Stated problem ▸ Find how many lines hold the word "layout" and give that number only.
- - - -
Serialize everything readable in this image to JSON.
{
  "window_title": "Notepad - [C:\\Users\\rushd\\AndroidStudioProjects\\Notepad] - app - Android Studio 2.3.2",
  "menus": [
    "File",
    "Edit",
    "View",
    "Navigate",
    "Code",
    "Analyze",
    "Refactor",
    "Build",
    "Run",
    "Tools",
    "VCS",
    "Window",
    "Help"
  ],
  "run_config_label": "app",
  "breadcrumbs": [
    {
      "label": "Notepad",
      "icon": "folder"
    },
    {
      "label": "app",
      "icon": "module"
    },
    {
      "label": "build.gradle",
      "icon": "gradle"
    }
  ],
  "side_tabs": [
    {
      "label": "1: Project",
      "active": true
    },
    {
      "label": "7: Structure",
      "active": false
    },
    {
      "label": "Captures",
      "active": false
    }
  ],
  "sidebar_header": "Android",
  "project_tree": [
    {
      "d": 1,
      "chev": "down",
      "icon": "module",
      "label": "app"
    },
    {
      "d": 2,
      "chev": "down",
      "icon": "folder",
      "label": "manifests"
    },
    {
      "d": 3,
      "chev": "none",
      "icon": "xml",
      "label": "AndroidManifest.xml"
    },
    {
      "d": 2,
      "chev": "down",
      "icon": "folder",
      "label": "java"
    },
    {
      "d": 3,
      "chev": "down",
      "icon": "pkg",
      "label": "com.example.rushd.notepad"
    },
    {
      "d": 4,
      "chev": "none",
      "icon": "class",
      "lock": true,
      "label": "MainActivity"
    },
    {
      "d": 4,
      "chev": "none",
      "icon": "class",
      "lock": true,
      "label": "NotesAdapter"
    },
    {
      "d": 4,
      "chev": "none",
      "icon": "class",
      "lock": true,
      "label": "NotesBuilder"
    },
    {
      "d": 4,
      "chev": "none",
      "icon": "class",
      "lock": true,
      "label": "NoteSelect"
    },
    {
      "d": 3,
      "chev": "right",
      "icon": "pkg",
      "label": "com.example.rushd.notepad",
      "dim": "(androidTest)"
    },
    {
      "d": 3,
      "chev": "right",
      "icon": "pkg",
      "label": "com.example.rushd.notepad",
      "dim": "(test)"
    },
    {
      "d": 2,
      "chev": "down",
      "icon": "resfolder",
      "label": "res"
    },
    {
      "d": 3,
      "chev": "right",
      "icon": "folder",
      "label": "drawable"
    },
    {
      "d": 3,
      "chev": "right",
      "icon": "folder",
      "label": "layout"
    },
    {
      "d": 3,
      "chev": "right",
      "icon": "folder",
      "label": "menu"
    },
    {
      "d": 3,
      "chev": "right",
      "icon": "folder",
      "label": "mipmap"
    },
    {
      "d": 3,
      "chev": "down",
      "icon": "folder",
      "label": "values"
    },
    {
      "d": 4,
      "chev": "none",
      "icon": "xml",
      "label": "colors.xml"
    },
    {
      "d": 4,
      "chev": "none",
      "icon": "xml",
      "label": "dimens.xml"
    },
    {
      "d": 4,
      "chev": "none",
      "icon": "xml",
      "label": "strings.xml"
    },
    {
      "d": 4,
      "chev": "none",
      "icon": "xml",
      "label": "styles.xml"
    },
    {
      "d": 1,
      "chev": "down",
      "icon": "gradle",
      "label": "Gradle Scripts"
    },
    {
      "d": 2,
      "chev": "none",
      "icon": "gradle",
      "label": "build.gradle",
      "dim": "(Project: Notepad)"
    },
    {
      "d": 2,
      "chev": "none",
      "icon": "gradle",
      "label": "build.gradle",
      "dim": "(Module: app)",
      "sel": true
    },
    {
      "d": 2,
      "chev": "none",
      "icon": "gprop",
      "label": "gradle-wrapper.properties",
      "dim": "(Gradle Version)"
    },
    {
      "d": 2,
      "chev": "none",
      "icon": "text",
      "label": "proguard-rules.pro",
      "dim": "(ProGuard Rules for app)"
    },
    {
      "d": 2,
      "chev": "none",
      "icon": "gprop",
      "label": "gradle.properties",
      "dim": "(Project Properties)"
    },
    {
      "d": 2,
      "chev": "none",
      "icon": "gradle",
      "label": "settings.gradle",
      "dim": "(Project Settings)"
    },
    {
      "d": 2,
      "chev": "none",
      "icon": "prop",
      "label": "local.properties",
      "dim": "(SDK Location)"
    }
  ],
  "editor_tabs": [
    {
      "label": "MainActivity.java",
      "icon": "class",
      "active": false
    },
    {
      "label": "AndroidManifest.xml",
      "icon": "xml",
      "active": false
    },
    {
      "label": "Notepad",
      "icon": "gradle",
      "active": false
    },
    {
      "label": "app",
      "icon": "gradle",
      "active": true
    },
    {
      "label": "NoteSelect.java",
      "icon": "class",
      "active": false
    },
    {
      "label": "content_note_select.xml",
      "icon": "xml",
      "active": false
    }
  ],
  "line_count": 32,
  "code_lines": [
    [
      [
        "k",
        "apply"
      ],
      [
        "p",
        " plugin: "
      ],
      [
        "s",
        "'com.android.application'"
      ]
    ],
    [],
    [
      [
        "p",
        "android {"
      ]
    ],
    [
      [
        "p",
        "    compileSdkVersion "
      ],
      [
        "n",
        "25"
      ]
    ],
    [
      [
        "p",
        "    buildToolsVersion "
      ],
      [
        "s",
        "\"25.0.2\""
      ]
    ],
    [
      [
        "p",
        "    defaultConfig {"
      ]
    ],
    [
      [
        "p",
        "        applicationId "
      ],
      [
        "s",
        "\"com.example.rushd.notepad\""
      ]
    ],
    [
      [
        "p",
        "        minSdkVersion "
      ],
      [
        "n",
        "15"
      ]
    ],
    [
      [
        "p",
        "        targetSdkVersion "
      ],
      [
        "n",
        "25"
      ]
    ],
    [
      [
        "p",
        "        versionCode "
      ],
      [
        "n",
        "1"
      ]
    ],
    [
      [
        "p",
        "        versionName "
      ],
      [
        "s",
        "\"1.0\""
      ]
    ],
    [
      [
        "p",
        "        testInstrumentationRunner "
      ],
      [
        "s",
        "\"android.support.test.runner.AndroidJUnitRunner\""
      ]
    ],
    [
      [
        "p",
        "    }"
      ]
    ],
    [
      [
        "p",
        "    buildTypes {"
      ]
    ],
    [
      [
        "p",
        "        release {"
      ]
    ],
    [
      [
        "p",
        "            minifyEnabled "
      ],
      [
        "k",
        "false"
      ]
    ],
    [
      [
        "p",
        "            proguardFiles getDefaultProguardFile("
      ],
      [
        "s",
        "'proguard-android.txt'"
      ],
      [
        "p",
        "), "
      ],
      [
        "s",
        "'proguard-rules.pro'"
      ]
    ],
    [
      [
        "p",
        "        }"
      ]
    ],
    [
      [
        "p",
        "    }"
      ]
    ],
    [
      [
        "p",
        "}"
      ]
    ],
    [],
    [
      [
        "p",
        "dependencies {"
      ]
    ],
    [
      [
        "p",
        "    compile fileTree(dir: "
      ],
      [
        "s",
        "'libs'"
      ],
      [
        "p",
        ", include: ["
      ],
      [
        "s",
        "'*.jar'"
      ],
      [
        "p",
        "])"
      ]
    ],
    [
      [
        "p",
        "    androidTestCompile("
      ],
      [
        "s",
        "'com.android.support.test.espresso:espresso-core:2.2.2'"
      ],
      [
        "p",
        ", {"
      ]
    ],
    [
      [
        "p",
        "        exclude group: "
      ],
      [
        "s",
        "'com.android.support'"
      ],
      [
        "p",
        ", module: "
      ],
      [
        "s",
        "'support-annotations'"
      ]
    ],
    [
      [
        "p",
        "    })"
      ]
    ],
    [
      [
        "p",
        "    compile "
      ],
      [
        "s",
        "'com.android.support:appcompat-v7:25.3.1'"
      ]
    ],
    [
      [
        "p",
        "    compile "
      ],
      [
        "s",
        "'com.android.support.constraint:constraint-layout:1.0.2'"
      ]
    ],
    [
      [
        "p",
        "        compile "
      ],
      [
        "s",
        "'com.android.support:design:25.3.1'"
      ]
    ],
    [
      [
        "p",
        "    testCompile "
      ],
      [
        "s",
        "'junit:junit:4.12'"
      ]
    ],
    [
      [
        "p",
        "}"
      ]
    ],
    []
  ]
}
- - - -
Response to the exercise ▸ 2